Only the lines holding the string "祝你六一儿童节欢乐" are needed. Copy each one.
** start of DATA SUPPLIED **
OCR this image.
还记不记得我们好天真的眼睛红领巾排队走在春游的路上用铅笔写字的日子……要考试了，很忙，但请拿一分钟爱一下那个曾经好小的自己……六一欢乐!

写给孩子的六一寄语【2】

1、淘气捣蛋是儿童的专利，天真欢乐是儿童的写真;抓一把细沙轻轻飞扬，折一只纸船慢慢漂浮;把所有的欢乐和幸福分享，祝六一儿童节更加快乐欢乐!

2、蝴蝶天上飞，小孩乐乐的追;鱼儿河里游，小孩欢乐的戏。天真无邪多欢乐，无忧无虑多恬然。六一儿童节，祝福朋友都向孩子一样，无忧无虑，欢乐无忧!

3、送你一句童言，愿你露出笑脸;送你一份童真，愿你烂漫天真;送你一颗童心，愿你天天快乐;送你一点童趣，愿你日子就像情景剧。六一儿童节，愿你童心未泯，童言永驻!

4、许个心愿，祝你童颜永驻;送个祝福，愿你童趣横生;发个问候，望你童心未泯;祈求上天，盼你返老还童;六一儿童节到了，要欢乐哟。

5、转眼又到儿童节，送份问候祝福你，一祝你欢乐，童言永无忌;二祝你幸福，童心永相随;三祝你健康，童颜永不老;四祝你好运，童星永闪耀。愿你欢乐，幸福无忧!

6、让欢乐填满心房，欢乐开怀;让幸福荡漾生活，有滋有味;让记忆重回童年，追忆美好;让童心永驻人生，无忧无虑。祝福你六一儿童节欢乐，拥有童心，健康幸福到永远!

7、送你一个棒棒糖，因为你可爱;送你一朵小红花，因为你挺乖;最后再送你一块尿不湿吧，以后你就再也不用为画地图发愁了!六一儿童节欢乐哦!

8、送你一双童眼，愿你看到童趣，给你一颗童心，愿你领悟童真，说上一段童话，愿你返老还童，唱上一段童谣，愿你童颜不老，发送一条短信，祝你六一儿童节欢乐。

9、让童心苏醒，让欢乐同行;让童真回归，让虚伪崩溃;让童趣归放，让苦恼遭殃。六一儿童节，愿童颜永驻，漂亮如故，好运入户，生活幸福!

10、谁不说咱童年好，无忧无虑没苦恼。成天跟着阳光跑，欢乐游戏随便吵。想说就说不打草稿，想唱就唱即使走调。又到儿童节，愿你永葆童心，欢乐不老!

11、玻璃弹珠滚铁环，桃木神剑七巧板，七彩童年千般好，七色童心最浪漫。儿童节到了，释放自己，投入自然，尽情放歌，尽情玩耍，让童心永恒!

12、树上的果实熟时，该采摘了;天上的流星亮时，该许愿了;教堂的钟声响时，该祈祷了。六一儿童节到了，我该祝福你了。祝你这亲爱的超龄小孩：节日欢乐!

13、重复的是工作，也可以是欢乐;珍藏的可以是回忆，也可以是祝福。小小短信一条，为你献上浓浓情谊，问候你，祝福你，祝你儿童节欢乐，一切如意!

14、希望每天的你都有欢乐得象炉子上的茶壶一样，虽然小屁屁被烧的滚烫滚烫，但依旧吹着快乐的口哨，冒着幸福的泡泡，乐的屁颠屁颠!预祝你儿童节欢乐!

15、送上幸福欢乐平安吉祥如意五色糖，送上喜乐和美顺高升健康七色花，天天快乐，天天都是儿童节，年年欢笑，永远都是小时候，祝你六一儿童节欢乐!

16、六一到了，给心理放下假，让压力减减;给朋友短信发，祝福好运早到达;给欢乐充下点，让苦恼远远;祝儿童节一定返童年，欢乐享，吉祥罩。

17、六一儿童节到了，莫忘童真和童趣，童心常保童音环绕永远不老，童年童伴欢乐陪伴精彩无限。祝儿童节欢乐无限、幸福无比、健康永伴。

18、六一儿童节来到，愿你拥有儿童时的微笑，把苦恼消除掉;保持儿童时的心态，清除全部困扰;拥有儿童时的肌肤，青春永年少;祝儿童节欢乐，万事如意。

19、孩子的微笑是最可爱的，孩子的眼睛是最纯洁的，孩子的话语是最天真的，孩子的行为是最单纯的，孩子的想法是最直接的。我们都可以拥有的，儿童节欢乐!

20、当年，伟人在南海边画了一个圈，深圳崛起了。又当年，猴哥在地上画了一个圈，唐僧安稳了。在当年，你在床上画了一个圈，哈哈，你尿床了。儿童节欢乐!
** end of DATA SUPPLIED **
§ **TASK RESULT**:
8、送你一双童眼，愿你看到童趣，给你一颗童心，愿你领悟童真，说上一段童话，愿你返老还童，唱上一段童谣，愿你童颜不老，发送一条短信，祝你六一儿童节欢乐。
15、送上幸福欢乐平安吉祥如意五色糖，送上喜乐和美顺高升健康七色花，天天快乐，天天都是儿童节，年年欢笑，永远都是小时候，祝你六一儿童节欢乐!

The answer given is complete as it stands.